» **Dataset records**:
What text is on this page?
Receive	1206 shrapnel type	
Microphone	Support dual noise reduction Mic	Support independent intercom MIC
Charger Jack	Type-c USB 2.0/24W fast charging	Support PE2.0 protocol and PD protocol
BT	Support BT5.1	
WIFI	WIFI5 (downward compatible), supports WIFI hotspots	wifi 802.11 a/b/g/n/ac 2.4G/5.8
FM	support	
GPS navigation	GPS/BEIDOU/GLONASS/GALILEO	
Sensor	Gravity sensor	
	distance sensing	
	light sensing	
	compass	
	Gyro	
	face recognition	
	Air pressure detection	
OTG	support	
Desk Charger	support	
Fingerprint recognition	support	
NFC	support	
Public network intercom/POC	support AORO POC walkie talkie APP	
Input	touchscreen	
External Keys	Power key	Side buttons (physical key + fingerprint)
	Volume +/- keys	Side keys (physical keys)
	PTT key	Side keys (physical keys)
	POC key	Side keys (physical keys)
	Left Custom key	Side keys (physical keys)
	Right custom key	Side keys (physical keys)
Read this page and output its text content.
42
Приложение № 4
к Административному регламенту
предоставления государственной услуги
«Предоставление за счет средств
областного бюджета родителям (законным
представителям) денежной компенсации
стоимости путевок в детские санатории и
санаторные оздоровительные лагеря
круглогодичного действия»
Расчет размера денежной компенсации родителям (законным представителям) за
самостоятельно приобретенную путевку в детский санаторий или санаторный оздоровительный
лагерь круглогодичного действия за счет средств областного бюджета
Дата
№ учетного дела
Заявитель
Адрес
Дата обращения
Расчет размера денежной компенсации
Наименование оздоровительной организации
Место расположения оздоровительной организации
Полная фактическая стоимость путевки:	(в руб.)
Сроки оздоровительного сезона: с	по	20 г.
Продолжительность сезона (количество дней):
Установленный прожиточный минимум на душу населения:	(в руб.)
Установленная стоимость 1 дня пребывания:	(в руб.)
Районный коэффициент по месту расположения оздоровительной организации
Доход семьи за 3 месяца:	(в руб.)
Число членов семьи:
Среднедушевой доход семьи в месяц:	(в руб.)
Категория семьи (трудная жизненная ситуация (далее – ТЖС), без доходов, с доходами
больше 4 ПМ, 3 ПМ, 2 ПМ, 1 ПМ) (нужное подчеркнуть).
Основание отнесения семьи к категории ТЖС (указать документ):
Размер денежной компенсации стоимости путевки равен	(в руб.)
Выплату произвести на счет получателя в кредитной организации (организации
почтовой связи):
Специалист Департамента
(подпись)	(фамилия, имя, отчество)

» **WHAT YOU SHOULD DO**:
Reproduce the records in full, exactly as written.

» **ANSWER IN FULL**:
What text is on this page?
Receive	1206 shrapnel type	
Microphone	Support dual noise reduction Mic	Support independent intercom MIC
Charger Jack	Type-c USB 2.0/24W fast charging	Support PE2.0 protocol and PD protocol
BT	Support BT5.1	
WIFI	WIFI5 (downward compatible), supports WIFI hotspots	wifi 802.11 a/b/g/n/ac 2.4G/5.8
FM	support	
GPS navigation	GPS/BEIDOU/GLONASS/GALILEO	
Sensor	Gravity sensor	
	distance sensing	
	light sensing	
	compass	
	Gyro	
	face recognition	
	Air pressure detection	
OTG	support	
Desk Charger	support	
Fingerprint recognition	support	
NFC	support	
Public network intercom/POC	support AORO POC walkie talkie APP	
Input	touchscreen	
External Keys	Power key	Side buttons (physical key + fingerprint)
	Volume +/- keys	Side keys (physical keys)
	PTT key	Side keys (physical keys)
	POC key	Side keys (physical keys)
	Left Custom key	Side keys (physical keys)
	Right custom key	Side keys (physical keys)
Read this page and output its text content.
42
Приложение № 4
к Административному регламенту
предоставления государственной услуги
«Предоставление за счет средств
областного бюджета родителям (законным
представителям) денежной компенсации
стоимости путевок в детские санатории и
санаторные оздоровительные лагеря
круглогодичного действия»
Расчет размера денежной компенсации родителям (законным представителям) за
самостоятельно приобретенную путевку в детский санаторий или санаторный оздоровительный
лагерь круглогодичного действия за счет средств областного бюджета
Дата
№ учетного дела
Заявитель
Адрес
Дата обращения
Расчет размера денежной компенсации
Наименование оздоровительной организации
Место расположения оздоровительной организации
Полная фактическая стоимость путевки:	(в руб.)
Сроки оздоровительного сезона: с	по	20 г.
Продолжительность сезона (количество дней):
Установленный прожиточный минимум на душу населения:	(в руб.)
Установленная стоимость 1 дня пребывания:	(в руб.)
Районный коэффициент по месту расположения оздоровительной организации
Доход семьи за 3 месяца:	(в руб.)
Число членов семьи:
Среднедушевой доход семьи в месяц:	(в руб.)
Категория семьи (трудная жизненная ситуация (далее – ТЖС), без доходов, с доходами
больше 4 ПМ, 3 ПМ, 2 ПМ, 1 ПМ) (нужное подчеркнуть).
Основание отнесения семьи к категории ТЖС (указать документ):
Размер денежной компенсации стоимости путевки равен	(в руб.)
Выплату произвести на счет получателя в кредитной организации (организации
почтовой связи):
Специалист Департамента
(подпись)	(фамилия, имя, отчество)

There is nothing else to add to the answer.